* [Task to complete]:
Copy each line of the material below that includes the string "TECO".

* [Exercise inputs]:
--*--
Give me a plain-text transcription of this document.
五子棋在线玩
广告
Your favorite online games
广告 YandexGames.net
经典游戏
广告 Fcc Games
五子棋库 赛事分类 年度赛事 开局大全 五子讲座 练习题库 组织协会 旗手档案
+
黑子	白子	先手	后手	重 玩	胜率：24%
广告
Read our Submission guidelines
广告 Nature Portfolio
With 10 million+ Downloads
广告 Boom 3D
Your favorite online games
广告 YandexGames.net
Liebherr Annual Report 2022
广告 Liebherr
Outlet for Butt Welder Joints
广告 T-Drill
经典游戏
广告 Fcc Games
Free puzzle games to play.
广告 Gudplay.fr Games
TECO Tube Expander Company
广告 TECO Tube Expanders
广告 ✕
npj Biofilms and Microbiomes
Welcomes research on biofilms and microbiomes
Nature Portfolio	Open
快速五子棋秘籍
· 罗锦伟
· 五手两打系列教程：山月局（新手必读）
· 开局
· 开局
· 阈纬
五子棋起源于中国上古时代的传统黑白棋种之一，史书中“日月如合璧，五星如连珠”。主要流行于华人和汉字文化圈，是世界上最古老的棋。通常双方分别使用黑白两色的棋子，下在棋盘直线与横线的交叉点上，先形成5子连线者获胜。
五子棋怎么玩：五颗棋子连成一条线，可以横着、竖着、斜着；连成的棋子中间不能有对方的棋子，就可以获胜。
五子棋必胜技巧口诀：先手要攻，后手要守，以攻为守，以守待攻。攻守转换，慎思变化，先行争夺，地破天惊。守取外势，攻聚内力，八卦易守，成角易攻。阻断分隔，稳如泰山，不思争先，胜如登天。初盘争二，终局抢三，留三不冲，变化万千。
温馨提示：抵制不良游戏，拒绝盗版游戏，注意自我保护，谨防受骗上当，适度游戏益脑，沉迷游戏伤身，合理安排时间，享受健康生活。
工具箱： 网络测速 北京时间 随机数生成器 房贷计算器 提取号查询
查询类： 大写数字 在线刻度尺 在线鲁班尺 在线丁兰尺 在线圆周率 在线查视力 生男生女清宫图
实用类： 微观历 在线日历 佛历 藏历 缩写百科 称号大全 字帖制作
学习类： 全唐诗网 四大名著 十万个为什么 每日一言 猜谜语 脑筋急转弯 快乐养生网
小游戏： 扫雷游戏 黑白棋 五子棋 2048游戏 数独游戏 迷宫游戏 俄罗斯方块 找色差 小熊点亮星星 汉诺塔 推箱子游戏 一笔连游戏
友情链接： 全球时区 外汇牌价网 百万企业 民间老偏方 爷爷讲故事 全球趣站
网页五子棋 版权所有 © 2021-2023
--*--
* [The solution]:
TECO Tube Expander Company
广告 TECO Tube Expanders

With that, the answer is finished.